## [Task directions]
From the entries below, extract every line that includes the word "Optimal".

____

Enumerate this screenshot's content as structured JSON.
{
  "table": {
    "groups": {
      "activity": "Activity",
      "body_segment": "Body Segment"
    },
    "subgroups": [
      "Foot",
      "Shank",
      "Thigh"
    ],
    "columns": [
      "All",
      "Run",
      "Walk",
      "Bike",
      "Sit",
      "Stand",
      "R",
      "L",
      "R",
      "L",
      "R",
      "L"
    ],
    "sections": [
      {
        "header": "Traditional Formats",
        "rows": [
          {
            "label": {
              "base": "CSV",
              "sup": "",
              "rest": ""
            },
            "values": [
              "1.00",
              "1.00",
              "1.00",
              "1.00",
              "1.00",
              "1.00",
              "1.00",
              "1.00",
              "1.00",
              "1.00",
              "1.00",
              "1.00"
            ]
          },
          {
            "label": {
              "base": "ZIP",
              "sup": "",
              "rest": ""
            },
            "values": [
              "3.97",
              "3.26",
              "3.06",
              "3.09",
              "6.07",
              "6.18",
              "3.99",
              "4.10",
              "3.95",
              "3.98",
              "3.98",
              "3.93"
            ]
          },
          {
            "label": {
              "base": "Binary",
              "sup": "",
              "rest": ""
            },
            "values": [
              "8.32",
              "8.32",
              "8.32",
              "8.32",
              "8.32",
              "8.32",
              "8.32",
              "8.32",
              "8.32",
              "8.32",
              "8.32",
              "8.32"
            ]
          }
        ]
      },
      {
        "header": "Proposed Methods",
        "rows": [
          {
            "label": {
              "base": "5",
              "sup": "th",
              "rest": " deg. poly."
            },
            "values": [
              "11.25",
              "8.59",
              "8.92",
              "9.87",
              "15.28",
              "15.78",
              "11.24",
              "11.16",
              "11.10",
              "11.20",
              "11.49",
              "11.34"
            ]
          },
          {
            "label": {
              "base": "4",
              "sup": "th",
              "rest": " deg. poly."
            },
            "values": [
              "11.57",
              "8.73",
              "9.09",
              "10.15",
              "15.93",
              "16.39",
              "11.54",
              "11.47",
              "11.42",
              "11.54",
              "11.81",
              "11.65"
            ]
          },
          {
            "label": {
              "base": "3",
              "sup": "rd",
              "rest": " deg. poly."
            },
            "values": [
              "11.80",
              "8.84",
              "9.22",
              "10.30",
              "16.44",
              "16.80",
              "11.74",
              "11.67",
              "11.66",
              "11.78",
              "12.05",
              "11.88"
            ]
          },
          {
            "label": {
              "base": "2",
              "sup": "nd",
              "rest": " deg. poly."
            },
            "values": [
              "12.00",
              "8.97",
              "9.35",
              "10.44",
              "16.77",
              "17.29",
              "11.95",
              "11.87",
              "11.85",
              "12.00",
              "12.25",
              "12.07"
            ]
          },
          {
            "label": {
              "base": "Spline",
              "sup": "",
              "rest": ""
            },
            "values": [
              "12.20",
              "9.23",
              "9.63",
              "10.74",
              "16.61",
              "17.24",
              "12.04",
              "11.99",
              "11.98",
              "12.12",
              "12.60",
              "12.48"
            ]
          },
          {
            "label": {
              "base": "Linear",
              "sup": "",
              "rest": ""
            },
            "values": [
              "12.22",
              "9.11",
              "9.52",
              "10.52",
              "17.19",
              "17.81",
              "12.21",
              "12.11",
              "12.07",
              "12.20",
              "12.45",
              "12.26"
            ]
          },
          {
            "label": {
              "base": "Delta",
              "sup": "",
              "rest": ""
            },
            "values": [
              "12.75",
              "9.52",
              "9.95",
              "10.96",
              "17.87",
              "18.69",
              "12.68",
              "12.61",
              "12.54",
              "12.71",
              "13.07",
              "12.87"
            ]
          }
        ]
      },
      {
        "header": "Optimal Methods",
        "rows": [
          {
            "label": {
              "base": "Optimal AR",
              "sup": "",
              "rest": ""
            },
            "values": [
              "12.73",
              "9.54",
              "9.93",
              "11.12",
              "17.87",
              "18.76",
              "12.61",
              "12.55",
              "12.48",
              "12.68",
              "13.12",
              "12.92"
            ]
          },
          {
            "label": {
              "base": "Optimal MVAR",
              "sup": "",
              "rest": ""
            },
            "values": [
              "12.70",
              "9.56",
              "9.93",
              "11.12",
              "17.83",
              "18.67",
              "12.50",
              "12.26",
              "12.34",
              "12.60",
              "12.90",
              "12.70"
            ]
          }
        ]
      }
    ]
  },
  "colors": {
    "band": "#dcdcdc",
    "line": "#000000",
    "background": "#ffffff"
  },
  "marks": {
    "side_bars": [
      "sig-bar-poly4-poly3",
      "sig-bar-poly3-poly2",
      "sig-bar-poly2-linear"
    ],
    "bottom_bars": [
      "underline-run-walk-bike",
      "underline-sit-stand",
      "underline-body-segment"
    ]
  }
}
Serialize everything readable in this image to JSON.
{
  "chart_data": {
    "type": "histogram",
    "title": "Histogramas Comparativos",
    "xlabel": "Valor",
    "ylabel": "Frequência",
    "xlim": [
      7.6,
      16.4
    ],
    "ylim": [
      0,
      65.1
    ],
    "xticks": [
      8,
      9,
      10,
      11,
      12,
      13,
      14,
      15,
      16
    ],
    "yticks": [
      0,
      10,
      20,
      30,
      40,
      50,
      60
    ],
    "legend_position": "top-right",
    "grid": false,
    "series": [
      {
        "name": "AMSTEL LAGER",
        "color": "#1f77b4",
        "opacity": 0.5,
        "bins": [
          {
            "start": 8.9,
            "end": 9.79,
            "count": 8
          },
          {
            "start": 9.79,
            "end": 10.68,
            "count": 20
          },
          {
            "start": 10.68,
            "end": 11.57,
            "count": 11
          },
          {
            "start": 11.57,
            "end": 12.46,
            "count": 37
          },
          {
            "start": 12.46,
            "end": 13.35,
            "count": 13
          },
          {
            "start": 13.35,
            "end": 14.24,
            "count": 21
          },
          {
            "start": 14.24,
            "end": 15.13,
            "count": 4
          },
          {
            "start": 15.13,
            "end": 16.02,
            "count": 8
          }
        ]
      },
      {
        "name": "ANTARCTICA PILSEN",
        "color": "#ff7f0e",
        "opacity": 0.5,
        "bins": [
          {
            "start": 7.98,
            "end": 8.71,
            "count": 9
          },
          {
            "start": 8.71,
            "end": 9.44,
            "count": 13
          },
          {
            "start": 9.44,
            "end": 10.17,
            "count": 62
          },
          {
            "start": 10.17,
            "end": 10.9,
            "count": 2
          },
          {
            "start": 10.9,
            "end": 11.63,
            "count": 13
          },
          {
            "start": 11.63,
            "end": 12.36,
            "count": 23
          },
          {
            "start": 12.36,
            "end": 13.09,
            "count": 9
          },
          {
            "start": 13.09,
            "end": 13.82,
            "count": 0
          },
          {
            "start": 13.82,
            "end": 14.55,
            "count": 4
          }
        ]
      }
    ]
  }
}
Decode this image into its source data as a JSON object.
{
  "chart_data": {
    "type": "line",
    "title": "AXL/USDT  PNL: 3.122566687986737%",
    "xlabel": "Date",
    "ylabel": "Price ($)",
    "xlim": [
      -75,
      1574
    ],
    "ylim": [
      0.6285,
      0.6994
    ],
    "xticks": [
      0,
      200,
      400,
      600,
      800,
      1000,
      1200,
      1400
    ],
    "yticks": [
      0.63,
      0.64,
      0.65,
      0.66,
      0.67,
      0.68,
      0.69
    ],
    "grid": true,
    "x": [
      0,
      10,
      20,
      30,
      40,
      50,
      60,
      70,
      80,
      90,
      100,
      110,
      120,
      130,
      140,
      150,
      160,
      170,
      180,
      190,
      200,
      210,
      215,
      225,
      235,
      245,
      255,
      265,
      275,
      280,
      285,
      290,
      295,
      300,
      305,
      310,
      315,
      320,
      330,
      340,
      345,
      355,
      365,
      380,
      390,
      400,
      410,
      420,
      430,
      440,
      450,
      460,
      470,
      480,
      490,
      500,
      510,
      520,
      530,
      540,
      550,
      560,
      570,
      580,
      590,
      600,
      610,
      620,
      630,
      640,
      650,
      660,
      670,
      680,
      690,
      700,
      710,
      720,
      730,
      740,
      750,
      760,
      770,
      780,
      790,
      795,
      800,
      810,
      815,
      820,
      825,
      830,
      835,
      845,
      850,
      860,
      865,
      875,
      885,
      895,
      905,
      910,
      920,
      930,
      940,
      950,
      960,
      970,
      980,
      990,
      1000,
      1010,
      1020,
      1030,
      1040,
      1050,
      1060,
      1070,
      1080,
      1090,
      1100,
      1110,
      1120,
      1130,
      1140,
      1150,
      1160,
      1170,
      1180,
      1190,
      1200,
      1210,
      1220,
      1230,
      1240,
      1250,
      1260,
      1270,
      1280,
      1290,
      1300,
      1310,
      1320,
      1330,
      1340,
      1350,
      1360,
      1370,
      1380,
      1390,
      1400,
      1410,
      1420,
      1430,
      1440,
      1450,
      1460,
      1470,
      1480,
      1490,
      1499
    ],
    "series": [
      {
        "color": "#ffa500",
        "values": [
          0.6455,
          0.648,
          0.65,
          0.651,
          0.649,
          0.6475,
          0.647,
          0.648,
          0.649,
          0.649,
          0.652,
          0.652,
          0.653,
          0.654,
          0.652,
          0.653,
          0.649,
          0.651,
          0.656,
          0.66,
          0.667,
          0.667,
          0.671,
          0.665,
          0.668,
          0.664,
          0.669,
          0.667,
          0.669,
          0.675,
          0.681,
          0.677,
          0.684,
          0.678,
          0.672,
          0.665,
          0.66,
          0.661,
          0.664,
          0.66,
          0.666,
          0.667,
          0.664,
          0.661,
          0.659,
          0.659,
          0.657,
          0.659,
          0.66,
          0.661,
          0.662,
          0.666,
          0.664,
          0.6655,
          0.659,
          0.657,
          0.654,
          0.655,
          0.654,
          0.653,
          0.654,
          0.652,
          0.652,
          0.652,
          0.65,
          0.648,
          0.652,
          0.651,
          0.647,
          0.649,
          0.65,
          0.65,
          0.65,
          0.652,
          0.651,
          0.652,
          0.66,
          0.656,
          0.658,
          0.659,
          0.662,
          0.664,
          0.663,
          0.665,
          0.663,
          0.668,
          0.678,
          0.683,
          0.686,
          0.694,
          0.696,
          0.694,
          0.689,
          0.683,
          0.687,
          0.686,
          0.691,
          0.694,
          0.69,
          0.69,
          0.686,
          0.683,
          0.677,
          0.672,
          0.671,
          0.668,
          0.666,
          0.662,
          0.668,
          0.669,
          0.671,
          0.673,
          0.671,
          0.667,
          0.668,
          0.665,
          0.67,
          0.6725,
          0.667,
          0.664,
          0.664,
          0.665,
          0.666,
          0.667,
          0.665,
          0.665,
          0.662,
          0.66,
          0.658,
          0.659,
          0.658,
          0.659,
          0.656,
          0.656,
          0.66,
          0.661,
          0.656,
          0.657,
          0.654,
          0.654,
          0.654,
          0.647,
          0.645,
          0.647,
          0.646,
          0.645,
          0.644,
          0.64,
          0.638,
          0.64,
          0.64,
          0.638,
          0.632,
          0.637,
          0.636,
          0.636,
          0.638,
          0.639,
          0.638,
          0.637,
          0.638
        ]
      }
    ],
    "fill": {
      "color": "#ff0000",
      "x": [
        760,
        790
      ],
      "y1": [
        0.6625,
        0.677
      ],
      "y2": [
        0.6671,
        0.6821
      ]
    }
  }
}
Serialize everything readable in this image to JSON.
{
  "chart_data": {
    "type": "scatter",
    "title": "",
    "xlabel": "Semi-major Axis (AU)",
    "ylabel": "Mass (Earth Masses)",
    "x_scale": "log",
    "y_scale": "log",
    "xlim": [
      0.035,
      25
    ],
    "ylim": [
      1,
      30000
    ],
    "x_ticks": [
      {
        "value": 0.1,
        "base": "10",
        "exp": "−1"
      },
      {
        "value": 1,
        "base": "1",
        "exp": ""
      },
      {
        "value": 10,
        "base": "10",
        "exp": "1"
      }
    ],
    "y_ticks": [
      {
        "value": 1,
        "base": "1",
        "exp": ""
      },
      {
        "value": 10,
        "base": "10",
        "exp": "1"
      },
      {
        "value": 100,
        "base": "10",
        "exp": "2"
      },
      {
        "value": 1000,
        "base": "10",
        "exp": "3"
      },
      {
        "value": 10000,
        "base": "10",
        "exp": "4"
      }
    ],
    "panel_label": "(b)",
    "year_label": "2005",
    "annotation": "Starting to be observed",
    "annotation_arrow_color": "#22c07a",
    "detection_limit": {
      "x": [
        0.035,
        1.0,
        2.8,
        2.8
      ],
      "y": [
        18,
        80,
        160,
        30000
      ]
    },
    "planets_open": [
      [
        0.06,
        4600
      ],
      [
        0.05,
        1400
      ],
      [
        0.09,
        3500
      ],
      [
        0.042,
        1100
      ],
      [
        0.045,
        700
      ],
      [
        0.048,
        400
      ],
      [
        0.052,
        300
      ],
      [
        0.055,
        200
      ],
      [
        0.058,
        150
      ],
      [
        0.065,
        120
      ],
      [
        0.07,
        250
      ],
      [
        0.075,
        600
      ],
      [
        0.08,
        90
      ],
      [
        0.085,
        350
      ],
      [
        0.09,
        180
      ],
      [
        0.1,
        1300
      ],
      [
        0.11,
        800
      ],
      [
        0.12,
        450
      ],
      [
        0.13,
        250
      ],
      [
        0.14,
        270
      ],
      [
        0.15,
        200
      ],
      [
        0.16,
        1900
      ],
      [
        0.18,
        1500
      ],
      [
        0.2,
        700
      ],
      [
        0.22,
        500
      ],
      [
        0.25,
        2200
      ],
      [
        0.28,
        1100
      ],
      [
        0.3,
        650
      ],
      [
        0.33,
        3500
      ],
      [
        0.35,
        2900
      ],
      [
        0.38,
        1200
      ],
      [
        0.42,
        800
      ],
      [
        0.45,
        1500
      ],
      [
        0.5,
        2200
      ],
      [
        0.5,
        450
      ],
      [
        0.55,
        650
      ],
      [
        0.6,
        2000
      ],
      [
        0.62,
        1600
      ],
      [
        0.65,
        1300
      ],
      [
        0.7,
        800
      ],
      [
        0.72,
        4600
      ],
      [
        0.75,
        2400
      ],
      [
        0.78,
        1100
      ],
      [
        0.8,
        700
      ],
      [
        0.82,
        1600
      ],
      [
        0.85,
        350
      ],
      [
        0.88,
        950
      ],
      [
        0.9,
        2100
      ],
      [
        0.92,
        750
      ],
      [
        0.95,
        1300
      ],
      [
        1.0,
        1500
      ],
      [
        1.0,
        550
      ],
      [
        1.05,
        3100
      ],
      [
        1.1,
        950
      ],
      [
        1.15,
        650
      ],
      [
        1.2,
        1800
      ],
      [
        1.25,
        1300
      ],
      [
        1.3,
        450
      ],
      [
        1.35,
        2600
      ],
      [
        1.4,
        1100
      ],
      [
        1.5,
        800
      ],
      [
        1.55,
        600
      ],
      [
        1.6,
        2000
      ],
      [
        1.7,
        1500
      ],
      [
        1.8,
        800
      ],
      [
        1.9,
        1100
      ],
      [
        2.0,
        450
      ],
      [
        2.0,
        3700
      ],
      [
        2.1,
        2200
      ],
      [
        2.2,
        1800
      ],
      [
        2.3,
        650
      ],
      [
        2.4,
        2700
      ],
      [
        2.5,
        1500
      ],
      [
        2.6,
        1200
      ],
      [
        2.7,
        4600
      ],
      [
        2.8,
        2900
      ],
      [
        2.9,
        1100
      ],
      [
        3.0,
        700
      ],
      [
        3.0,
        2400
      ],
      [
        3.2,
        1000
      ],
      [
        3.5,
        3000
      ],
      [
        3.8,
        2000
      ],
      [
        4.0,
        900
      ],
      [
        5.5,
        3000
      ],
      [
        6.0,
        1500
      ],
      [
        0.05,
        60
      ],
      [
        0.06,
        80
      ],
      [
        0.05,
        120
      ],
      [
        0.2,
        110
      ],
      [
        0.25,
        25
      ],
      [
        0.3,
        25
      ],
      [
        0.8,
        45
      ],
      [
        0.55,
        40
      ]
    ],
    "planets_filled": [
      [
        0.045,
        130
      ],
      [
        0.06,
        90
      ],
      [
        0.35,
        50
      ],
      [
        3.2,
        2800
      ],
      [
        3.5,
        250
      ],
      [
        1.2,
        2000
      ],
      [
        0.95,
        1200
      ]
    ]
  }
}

____

## [The result]
        "header": "Optimal Methods",
              "base": "Optimal AR",
              "base": "Optimal MVAR",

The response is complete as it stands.